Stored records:
---

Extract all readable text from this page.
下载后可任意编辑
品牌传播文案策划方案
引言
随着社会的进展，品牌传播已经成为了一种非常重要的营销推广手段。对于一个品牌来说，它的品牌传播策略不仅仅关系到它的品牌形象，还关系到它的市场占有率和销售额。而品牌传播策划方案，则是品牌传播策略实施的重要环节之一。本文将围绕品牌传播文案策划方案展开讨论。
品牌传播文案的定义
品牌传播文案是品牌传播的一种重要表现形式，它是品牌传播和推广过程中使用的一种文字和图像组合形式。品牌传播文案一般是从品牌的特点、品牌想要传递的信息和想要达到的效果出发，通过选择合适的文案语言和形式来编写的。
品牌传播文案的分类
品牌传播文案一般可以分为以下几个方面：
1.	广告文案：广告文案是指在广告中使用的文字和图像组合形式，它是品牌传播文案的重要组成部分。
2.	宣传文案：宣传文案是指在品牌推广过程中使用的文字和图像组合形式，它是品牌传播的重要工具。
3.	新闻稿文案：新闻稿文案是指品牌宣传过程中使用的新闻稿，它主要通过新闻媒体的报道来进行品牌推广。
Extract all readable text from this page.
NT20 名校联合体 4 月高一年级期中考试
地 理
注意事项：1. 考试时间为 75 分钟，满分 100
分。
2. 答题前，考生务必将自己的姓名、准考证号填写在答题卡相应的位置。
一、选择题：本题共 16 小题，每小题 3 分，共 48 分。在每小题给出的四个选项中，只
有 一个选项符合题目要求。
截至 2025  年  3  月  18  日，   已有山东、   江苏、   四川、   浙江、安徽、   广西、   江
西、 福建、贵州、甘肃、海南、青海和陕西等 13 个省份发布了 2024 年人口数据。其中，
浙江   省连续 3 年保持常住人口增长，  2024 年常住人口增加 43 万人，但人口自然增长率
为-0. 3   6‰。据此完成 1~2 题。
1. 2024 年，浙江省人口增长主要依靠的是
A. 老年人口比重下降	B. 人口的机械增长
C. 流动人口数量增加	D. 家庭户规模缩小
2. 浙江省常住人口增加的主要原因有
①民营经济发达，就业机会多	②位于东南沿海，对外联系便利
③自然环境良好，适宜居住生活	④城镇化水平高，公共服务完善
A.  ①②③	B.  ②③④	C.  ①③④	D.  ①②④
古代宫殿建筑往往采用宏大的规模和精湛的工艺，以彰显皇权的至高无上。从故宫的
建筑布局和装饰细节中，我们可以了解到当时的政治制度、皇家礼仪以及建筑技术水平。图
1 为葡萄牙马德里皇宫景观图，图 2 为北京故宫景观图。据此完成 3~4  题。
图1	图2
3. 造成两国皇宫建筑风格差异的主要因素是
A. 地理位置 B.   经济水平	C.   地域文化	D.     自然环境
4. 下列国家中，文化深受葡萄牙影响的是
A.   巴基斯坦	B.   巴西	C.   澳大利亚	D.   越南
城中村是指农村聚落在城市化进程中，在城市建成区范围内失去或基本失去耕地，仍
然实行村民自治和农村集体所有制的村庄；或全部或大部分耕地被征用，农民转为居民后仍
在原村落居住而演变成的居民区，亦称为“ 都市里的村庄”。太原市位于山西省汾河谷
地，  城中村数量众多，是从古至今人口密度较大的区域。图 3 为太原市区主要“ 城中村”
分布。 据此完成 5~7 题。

---

Set down the listing above in full, please, exactly as it appears.

### SOLUTION BELOW:
Extract all readable text from this page.
下载后可任意编辑
品牌传播文案策划方案
引言
随着社会的进展，品牌传播已经成为了一种非常重要的营销推广手段。对于一个品牌来说，它的品牌传播策略不仅仅关系到它的品牌形象，还关系到它的市场占有率和销售额。而品牌传播策划方案，则是品牌传播策略实施的重要环节之一。本文将围绕品牌传播文案策划方案展开讨论。
品牌传播文案的定义
品牌传播文案是品牌传播的一种重要表现形式，它是品牌传播和推广过程中使用的一种文字和图像组合形式。品牌传播文案一般是从品牌的特点、品牌想要传递的信息和想要达到的效果出发，通过选择合适的文案语言和形式来编写的。
品牌传播文案的分类
品牌传播文案一般可以分为以下几个方面：
1.	广告文案：广告文案是指在广告中使用的文字和图像组合形式，它是品牌传播文案的重要组成部分。
2.	宣传文案：宣传文案是指在品牌推广过程中使用的文字和图像组合形式，它是品牌传播的重要工具。
3.	新闻稿文案：新闻稿文案是指品牌宣传过程中使用的新闻稿，它主要通过新闻媒体的报道来进行品牌推广。
Extract all readable text from this page.
NT20 名校联合体 4 月高一年级期中考试
地 理
注意事项：1. 考试时间为 75 分钟，满分 100
分。
2. 答题前，考生务必将自己的姓名、准考证号填写在答题卡相应的位置。
一、选择题：本题共 16 小题，每小题 3 分，共 48 分。在每小题给出的四个选项中，只
有 一个选项符合题目要求。
截至 2025  年  3  月  18  日，   已有山东、   江苏、   四川、   浙江、安徽、   广西、   江
西、 福建、贵州、甘肃、海南、青海和陕西等 13 个省份发布了 2024 年人口数据。其中，
浙江   省连续 3 年保持常住人口增长，  2024 年常住人口增加 43 万人，但人口自然增长率
为-0. 3   6‰。据此完成 1~2 题。
1. 2024 年，浙江省人口增长主要依靠的是
A. 老年人口比重下降	B. 人口的机械增长
C. 流动人口数量增加	D. 家庭户规模缩小
2. 浙江省常住人口增加的主要原因有
①民营经济发达，就业机会多	②位于东南沿海，对外联系便利
③自然环境良好，适宜居住生活	④城镇化水平高，公共服务完善
A.  ①②③	B.  ②③④	C.  ①③④	D.  ①②④
古代宫殿建筑往往采用宏大的规模和精湛的工艺，以彰显皇权的至高无上。从故宫的
建筑布局和装饰细节中，我们可以了解到当时的政治制度、皇家礼仪以及建筑技术水平。图
1 为葡萄牙马德里皇宫景观图，图 2 为北京故宫景观图。据此完成 3~4  题。
图1	图2
3. 造成两国皇宫建筑风格差异的主要因素是
A. 地理位置 B.   经济水平	C.   地域文化	D.     自然环境
4. 下列国家中，文化深受葡萄牙影响的是
A.   巴基斯坦	B.   巴西	C.   澳大利亚	D.   越南
城中村是指农村聚落在城市化进程中，在城市建成区范围内失去或基本失去耕地，仍
然实行村民自治和农村集体所有制的村庄；或全部或大部分耕地被征用，农民转为居民后仍
在原村落居住而演变成的居民区，亦称为“ 都市里的村庄”。太原市位于山西省汾河谷
地，  城中村数量众多，是从古至今人口密度较大的区域。图 3 为太原市区主要“ 城中村”
分布。 据此完成 5~7 题。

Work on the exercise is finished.